== Requirements ==
Copy out each line of the listing that has the word "type" in it.

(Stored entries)
——
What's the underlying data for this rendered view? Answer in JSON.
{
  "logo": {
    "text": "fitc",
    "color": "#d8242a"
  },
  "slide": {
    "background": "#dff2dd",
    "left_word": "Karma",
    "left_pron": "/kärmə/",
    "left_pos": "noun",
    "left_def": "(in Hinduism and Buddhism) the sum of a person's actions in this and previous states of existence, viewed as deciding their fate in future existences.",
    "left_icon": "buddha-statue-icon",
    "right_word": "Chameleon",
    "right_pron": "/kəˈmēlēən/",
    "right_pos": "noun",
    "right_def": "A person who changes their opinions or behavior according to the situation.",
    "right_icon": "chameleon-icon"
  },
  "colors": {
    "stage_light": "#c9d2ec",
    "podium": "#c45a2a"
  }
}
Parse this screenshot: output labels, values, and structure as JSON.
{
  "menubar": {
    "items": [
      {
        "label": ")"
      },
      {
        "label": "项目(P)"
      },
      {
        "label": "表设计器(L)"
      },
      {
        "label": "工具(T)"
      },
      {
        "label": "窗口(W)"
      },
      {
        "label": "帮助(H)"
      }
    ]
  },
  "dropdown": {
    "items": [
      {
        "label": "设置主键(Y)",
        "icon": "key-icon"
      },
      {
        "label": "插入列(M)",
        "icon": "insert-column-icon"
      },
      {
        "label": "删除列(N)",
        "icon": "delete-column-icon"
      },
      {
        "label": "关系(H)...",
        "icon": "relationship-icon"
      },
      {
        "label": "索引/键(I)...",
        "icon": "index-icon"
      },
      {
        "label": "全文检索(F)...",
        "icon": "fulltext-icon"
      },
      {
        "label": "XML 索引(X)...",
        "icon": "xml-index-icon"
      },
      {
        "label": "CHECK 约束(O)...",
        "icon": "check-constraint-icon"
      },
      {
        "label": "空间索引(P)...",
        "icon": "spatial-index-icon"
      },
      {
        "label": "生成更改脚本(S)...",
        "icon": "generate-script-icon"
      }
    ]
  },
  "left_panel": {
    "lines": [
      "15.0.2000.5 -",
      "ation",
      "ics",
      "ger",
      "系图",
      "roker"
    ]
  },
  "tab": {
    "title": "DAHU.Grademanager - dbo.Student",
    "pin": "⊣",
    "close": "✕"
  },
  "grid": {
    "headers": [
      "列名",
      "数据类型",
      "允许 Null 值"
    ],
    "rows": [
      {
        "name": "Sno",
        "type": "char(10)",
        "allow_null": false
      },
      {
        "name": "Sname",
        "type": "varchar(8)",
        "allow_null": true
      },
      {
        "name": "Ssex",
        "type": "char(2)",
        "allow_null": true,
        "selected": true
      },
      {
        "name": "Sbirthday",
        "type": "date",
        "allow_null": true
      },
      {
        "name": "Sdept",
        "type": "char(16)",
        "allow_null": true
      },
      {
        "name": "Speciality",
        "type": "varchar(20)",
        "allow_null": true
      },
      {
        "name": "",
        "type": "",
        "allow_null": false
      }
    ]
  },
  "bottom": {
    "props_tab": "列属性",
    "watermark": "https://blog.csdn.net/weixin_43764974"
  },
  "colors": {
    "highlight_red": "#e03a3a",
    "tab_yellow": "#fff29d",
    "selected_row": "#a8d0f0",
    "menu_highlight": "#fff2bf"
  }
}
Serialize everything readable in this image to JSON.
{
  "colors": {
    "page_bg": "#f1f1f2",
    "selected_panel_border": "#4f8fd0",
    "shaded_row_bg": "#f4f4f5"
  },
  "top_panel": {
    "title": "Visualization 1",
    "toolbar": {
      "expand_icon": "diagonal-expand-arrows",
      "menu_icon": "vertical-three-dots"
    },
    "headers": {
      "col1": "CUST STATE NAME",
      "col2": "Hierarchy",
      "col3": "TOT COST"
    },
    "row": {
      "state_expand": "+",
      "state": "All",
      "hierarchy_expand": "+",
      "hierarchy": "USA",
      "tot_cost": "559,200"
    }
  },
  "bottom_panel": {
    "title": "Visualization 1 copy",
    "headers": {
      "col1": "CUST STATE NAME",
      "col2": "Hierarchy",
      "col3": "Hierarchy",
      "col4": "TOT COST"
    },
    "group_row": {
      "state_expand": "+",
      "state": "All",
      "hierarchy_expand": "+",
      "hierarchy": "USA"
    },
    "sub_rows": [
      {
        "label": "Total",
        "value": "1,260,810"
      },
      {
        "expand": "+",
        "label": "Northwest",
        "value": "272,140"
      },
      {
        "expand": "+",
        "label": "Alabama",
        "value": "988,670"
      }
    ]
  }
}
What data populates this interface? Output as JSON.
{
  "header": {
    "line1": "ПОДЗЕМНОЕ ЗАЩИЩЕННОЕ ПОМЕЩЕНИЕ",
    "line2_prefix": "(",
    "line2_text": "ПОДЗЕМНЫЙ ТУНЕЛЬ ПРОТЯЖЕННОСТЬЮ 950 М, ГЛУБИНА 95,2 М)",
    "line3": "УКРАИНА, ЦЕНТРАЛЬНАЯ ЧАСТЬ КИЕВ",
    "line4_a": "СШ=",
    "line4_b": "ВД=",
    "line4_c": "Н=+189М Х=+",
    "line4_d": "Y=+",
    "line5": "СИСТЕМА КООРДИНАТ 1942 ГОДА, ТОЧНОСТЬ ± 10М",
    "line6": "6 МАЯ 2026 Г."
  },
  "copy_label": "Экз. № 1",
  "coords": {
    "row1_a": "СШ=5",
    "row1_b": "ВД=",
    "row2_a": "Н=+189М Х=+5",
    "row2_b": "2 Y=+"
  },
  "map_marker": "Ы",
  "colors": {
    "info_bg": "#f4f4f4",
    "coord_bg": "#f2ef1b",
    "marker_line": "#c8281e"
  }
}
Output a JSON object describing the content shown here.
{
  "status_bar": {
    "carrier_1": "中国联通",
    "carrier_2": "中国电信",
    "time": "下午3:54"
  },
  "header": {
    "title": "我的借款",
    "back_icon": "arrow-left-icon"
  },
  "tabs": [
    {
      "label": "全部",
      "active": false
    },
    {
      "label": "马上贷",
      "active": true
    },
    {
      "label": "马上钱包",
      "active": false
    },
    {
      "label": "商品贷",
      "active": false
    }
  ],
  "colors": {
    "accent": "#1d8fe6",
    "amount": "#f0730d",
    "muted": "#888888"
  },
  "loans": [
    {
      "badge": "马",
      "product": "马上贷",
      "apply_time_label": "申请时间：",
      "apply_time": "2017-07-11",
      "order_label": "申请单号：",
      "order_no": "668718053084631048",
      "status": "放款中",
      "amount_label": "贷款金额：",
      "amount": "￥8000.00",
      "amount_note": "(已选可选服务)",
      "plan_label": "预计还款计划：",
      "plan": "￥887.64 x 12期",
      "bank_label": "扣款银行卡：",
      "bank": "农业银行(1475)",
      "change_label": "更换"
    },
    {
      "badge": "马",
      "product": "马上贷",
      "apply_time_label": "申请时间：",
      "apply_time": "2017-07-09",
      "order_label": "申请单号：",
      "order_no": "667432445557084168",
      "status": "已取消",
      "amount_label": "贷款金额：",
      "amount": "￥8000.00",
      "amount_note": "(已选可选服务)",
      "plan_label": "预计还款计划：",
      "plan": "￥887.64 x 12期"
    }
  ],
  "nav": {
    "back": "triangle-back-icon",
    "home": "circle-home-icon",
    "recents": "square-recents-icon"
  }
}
——
== Correct output ==
        "type": "char(10)",
        "type": "varchar(8)",
        "type": "char(2)",
        "type": "date",
        "type": "char(16)",
        "type": "varchar(20)",
        "type": "",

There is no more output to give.